Keep the wording of each record exactly the same when you repeat it, and leave out pictures.

[Records for this task start]

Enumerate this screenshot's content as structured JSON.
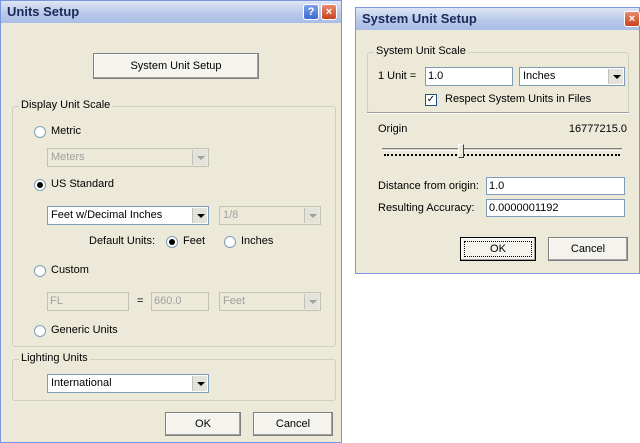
{
  "units_setup": {
    "title": "Units Setup",
    "help_icon": "?",
    "close_icon": "×",
    "system_unit_setup_button": "System Unit Setup",
    "display_unit_scale": {
      "label": "Display Unit Scale",
      "metric": {
        "label": "Metric",
        "selected": false,
        "dropdown": "Meters"
      },
      "us_standard": {
        "label": "US Standard",
        "selected": true,
        "format_dropdown": "Feet w/Decimal Inches",
        "fraction_dropdown": "1/8",
        "default_units_label": "Default Units:",
        "feet_label": "Feet",
        "inches_label": "Inches",
        "default_units_selected": "Feet"
      },
      "custom": {
        "label": "Custom",
        "selected": false,
        "name_value": "FL",
        "equals": "=",
        "amount_value": "660.0",
        "unit_dropdown": "Feet"
      },
      "generic_units": {
        "label": "Generic Units",
        "selected": false
      }
    },
    "lighting_units": {
      "label": "Lighting Units",
      "dropdown": "International"
    },
    "ok_button": "OK",
    "cancel_button": "Cancel"
  },
  "system_unit_setup": {
    "title": "System Unit Setup",
    "close_icon": "×",
    "system_unit_scale": {
      "label": "System Unit Scale",
      "unit_label": "1 Unit =",
      "unit_value": "1.0",
      "unit_dropdown": "Inches",
      "respect_label": "Respect System Units in Files",
      "respect_checked": true,
      "check_mark": "✓"
    },
    "origin_label": "Origin",
    "origin_value": "16777215.0",
    "distance_label": "Distance from origin:",
    "distance_value": "1.0",
    "accuracy_label": "Resulting Accuracy:",
    "accuracy_value": "0.0000001192",
    "ok_button": "OK",
    "cancel_button": "Cancel"
  }
}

[Records for this task end]

# Written reply
Enumerate this screenshot's content as structured JSON.
{
  "units_setup": {
    "title": "Units Setup",
    "help_icon": "?",
    "close_icon": "×",
    "system_unit_setup_button": "System Unit Setup",
    "display_unit_scale": {
      "label": "Display Unit Scale",
      "metric": {
        "label": "Metric",
        "selected": false,
        "dropdown": "Meters"
      },
      "us_standard": {
        "label": "US Standard",
        "selected": true,
        "format_dropdown": "Feet w/Decimal Inches",
        "fraction_dropdown": "1/8",
        "default_units_label": "Default Units:",
        "feet_label": "Feet",
        "inches_label": "Inches",
        "default_units_selected": "Feet"
      },
      "custom": {
        "label": "Custom",
        "selected": false,
        "name_value": "FL",
        "equals": "=",
        "amount_value": "660.0",
        "unit_dropdown": "Feet"
      },
      "generic_units": {
        "label": "Generic Units",
        "selected": false
      }
    },
    "lighting_units": {
      "label": "Lighting Units",
      "dropdown": "International"
    },
    "ok_button": "OK",
    "cancel_button": "Cancel"
  },
  "system_unit_setup": {
    "title": "System Unit Setup",
    "close_icon": "×",
    "system_unit_scale": {
      "label": "System Unit Scale",
      "unit_label": "1 Unit =",
      "unit_value": "1.0",
      "unit_dropdown": "Inches",
      "respect_label": "Respect System Units in Files",
      "respect_checked": true,
      "check_mark": "✓"
    },
    "origin_label": "Origin",
    "origin_value": "16777215.0",
    "distance_label": "Distance from origin:",
    "distance_value": "1.0",
    "accuracy_label": "Resulting Accuracy:",
    "accuracy_value": "0.0000001192",
    "ok_button": "OK",
    "cancel_button": "Cancel"
  }
}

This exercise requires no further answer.